Directions: Copy each line where the word "维修和销毁" occurs.

— START —

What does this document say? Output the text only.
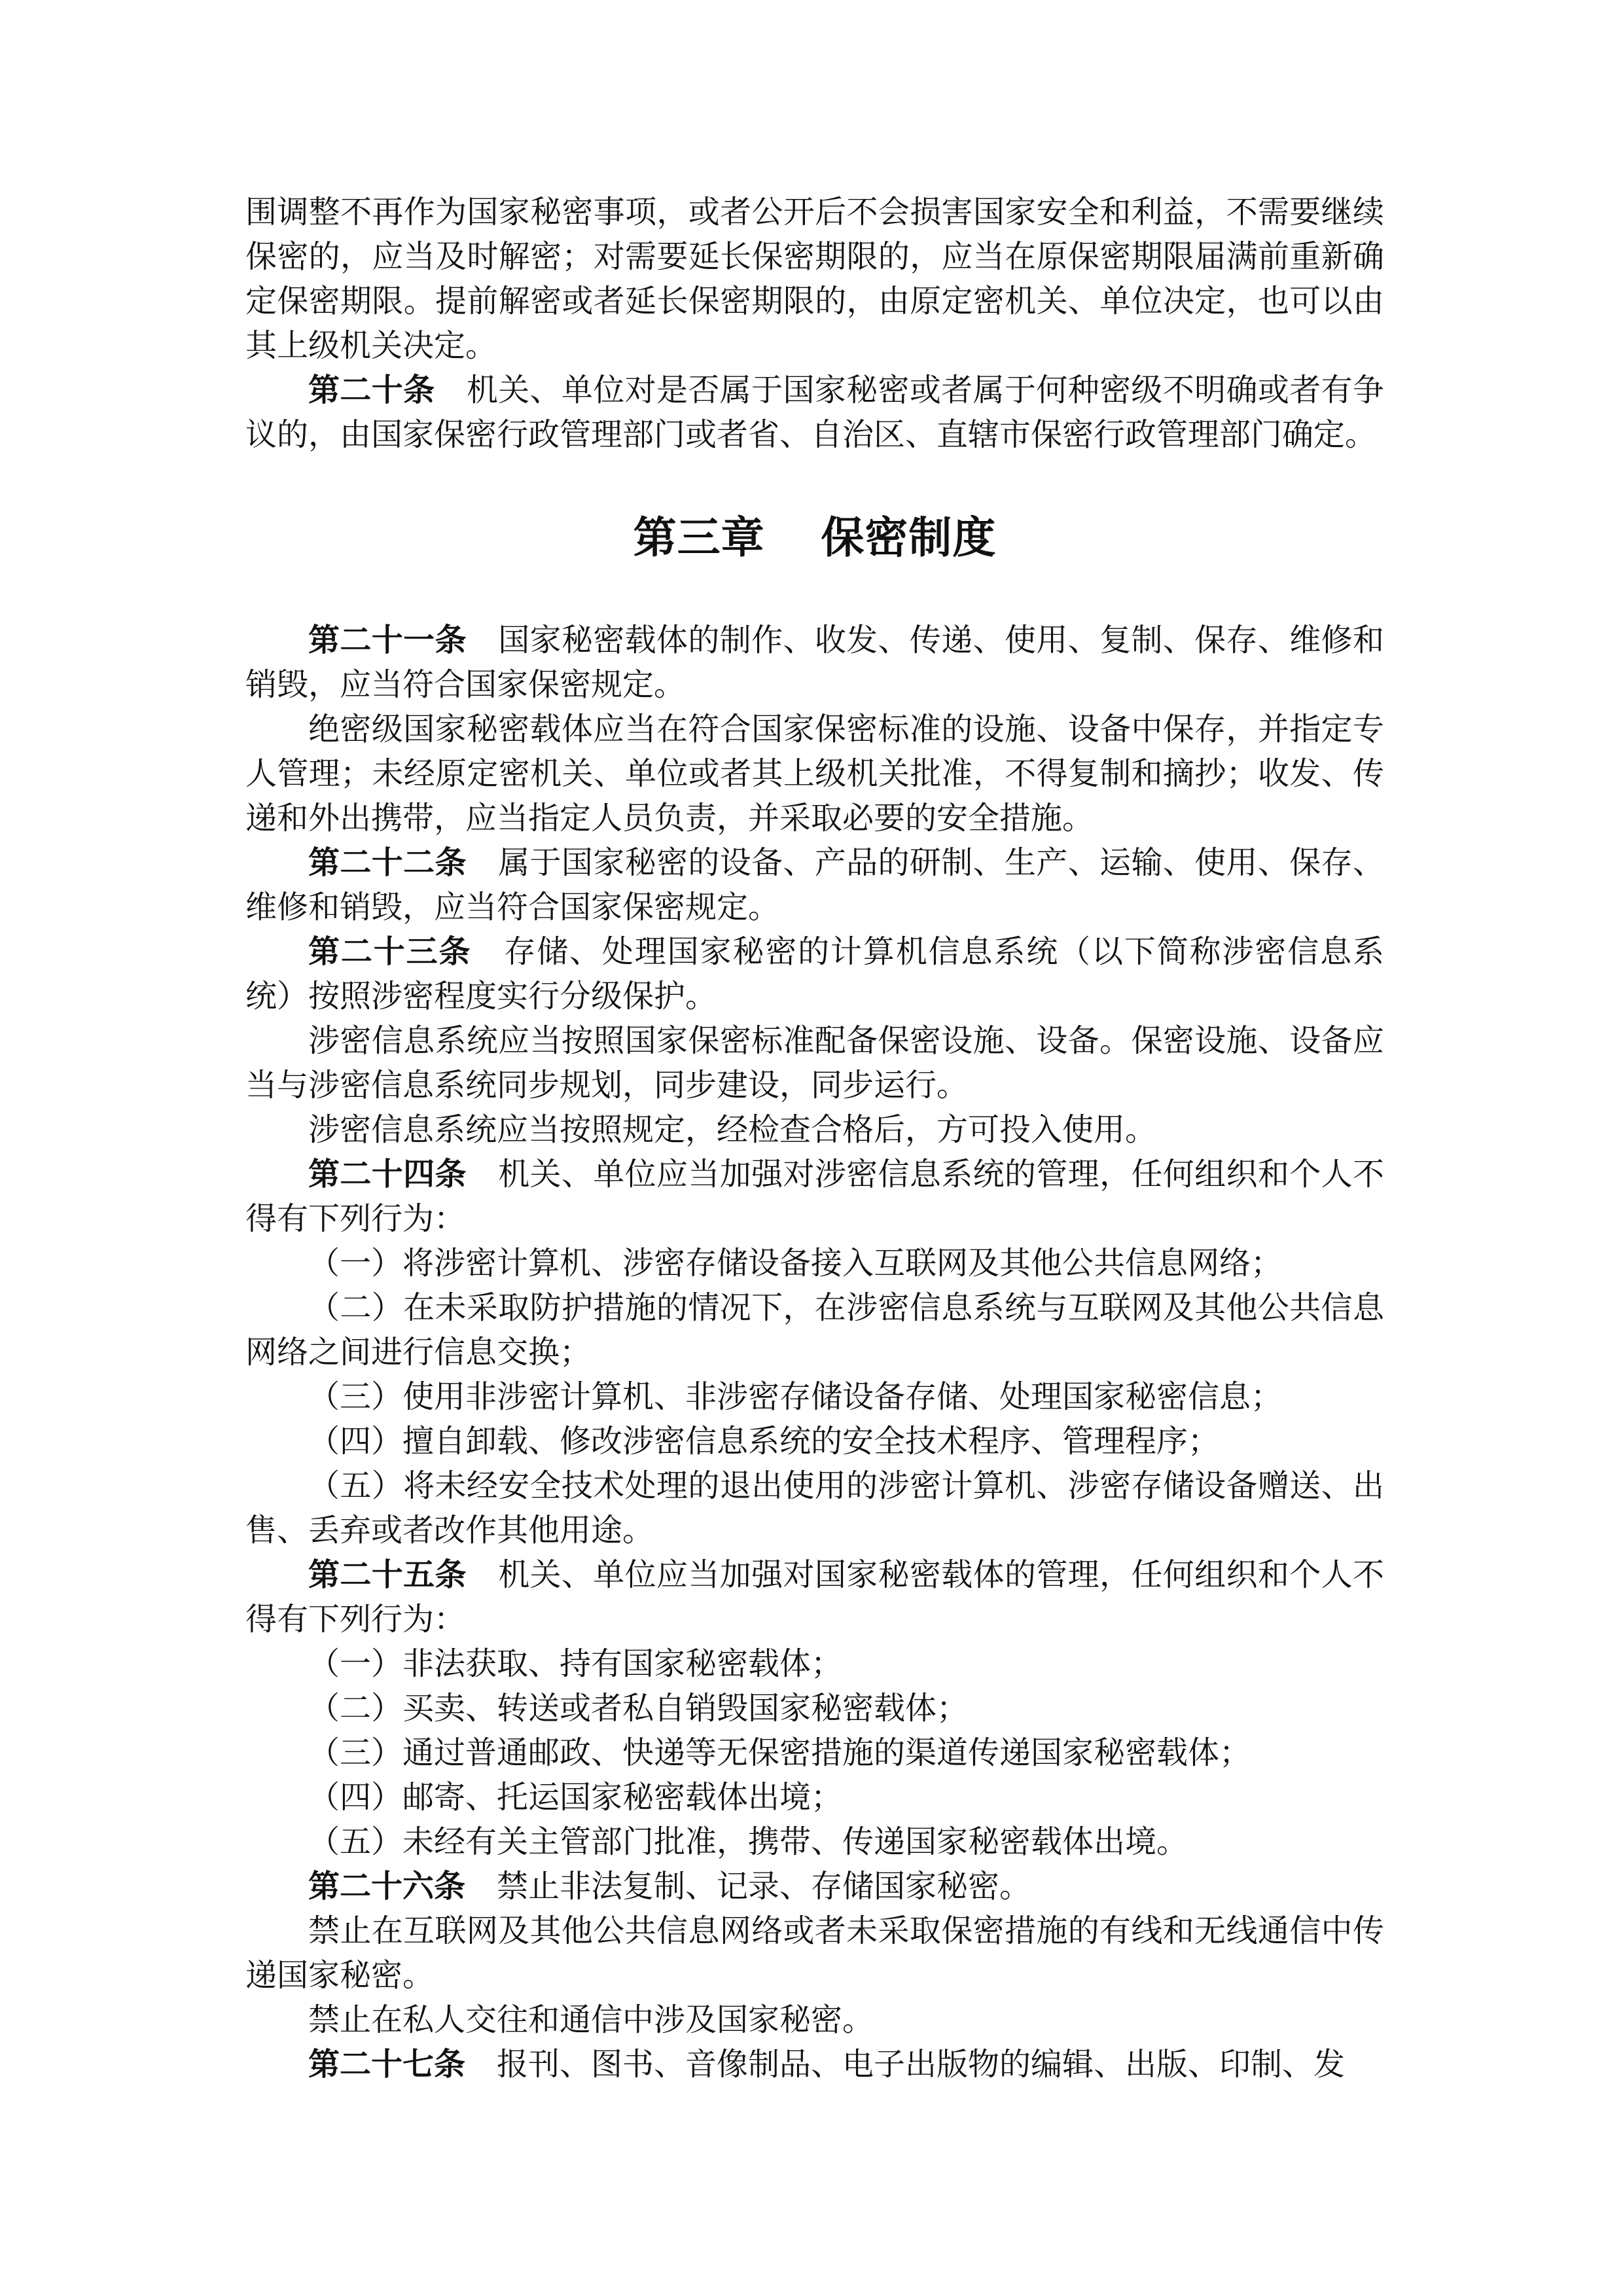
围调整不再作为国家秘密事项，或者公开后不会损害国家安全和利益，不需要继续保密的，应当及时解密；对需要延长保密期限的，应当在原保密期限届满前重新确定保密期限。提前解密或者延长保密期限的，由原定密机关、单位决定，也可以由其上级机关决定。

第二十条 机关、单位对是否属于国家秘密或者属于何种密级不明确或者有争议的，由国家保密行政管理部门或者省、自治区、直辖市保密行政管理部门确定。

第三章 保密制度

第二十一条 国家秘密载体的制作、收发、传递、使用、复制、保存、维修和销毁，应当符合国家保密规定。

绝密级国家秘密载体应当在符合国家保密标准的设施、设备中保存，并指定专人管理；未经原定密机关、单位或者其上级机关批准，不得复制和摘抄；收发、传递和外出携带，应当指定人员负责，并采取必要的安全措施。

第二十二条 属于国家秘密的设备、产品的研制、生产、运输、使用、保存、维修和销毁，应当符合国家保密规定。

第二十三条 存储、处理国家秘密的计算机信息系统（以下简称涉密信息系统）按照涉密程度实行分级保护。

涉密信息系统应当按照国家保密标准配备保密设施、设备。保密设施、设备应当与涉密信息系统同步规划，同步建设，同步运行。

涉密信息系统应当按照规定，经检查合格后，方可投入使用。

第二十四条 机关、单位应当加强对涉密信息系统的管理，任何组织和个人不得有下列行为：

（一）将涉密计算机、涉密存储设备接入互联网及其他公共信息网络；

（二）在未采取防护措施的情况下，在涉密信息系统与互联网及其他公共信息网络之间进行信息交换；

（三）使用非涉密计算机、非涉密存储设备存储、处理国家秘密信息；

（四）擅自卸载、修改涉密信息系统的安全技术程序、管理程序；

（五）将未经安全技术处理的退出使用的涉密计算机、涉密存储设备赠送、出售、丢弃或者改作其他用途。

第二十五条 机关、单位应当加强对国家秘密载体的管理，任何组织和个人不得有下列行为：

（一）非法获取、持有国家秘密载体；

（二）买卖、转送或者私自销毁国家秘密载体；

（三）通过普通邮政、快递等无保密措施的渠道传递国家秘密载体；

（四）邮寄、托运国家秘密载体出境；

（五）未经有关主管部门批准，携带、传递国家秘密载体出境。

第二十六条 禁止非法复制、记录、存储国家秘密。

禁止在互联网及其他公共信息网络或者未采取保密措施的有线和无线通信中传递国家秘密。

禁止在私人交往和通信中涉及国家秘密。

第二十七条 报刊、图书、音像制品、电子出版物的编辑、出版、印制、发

— END —
— START —

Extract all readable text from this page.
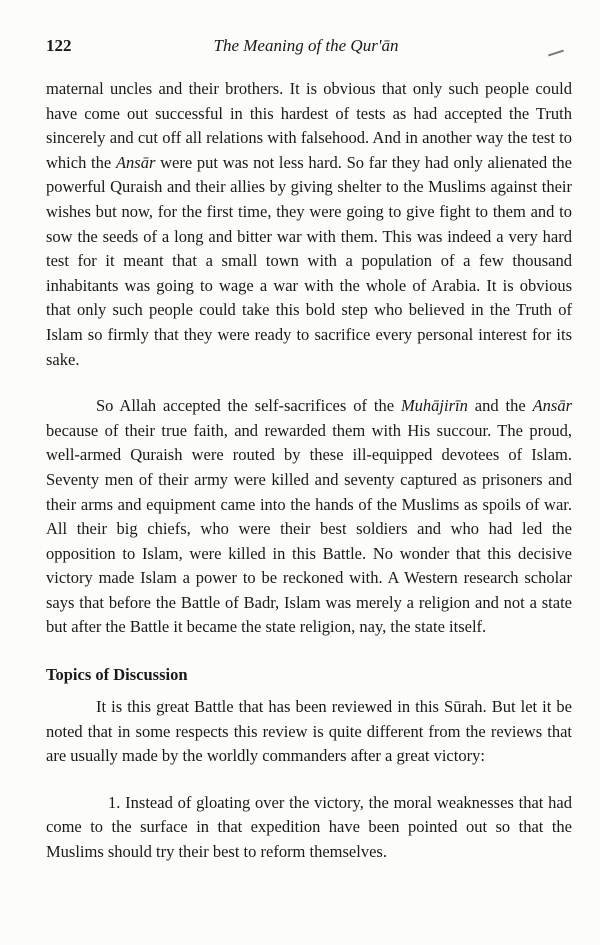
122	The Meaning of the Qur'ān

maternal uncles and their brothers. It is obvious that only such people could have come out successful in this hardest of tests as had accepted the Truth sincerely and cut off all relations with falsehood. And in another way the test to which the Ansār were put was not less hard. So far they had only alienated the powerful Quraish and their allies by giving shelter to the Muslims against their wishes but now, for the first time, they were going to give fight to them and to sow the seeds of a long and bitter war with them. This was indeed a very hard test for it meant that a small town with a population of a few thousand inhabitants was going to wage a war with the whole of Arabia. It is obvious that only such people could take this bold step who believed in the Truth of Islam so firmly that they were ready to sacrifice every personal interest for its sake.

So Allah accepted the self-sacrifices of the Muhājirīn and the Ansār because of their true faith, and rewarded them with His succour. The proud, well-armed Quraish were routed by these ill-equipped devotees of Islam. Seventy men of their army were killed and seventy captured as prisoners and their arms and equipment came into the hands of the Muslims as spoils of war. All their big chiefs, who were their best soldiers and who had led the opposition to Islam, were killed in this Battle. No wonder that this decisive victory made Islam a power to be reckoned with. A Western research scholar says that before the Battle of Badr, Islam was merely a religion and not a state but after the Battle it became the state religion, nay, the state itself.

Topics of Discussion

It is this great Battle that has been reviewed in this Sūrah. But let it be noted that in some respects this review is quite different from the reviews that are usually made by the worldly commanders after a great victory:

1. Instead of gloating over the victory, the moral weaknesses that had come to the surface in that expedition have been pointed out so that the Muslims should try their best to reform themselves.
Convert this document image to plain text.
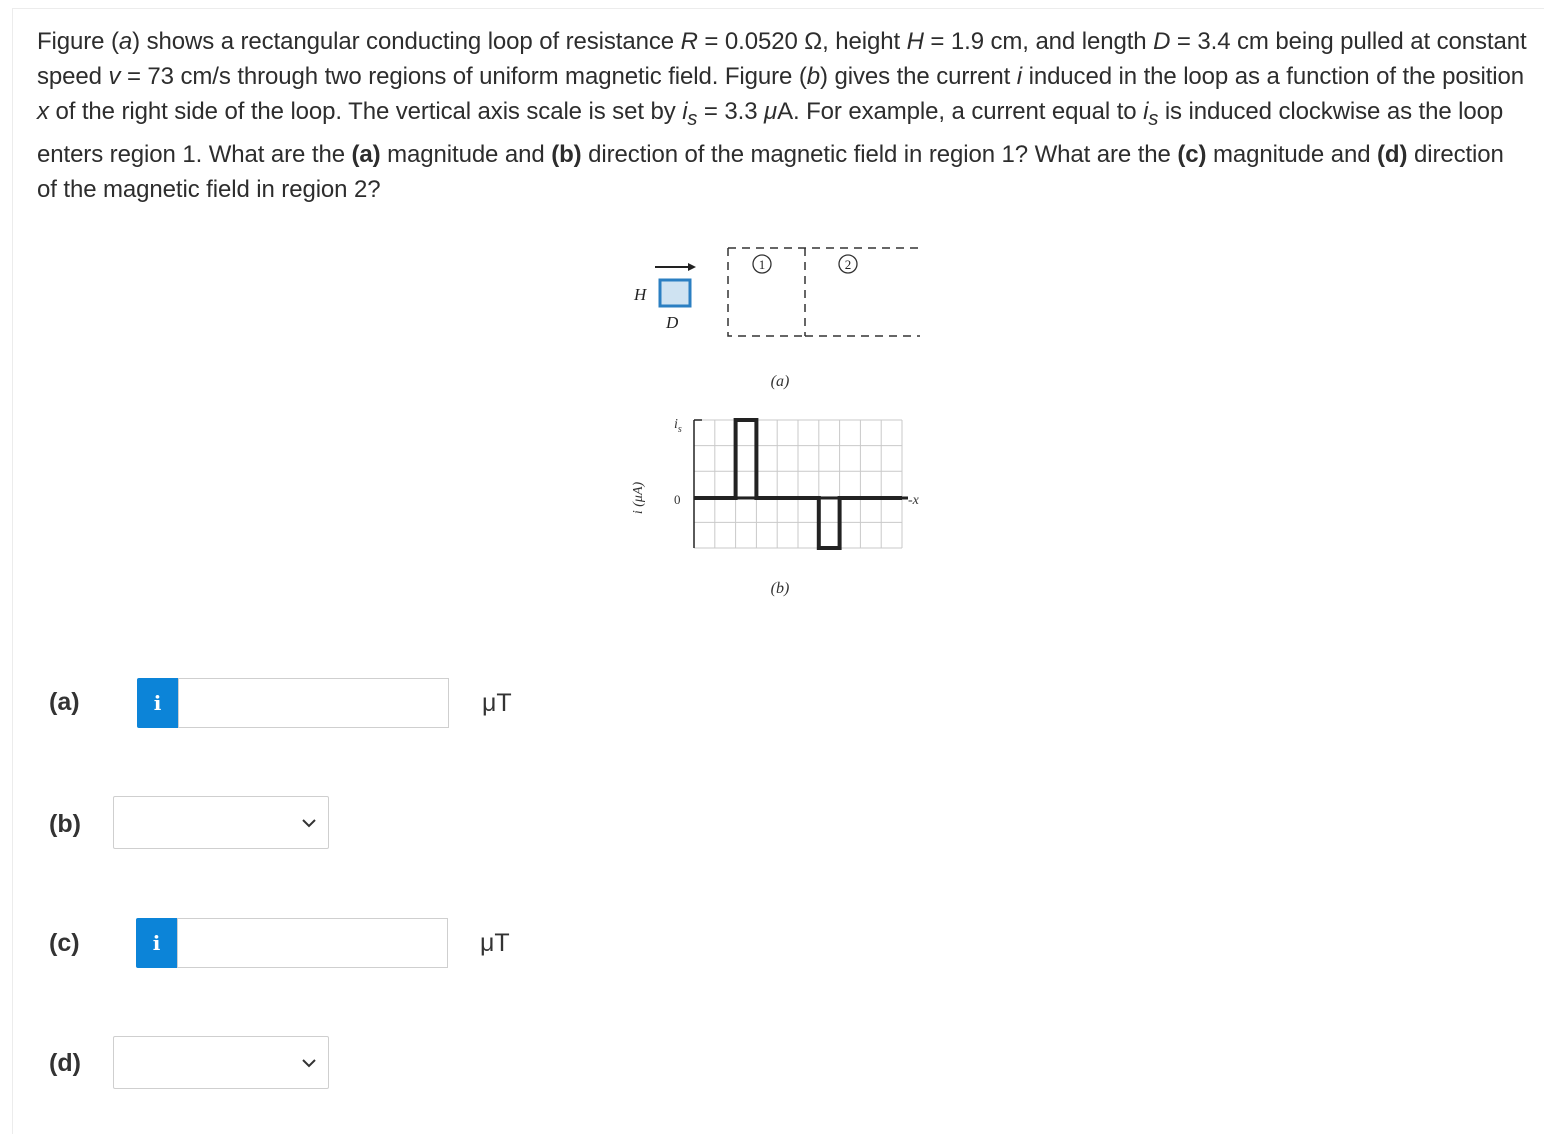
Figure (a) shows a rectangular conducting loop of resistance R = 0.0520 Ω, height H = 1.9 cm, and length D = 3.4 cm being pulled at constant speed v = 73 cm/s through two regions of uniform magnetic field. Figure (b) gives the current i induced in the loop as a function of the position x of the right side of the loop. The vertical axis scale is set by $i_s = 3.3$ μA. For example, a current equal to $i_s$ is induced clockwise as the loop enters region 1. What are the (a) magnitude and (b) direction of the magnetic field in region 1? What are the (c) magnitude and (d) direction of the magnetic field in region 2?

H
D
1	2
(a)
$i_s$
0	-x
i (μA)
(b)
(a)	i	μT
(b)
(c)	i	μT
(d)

— END —

Final result:
第二十一条 国家秘密载体的制作、收发、传递、使用、复制、保存、维修和销毁，应当符合国家保密规定。
第二十二条 属于国家秘密的设备、产品的研制、生产、运输、使用、保存、维修和销毁，应当符合国家保密规定。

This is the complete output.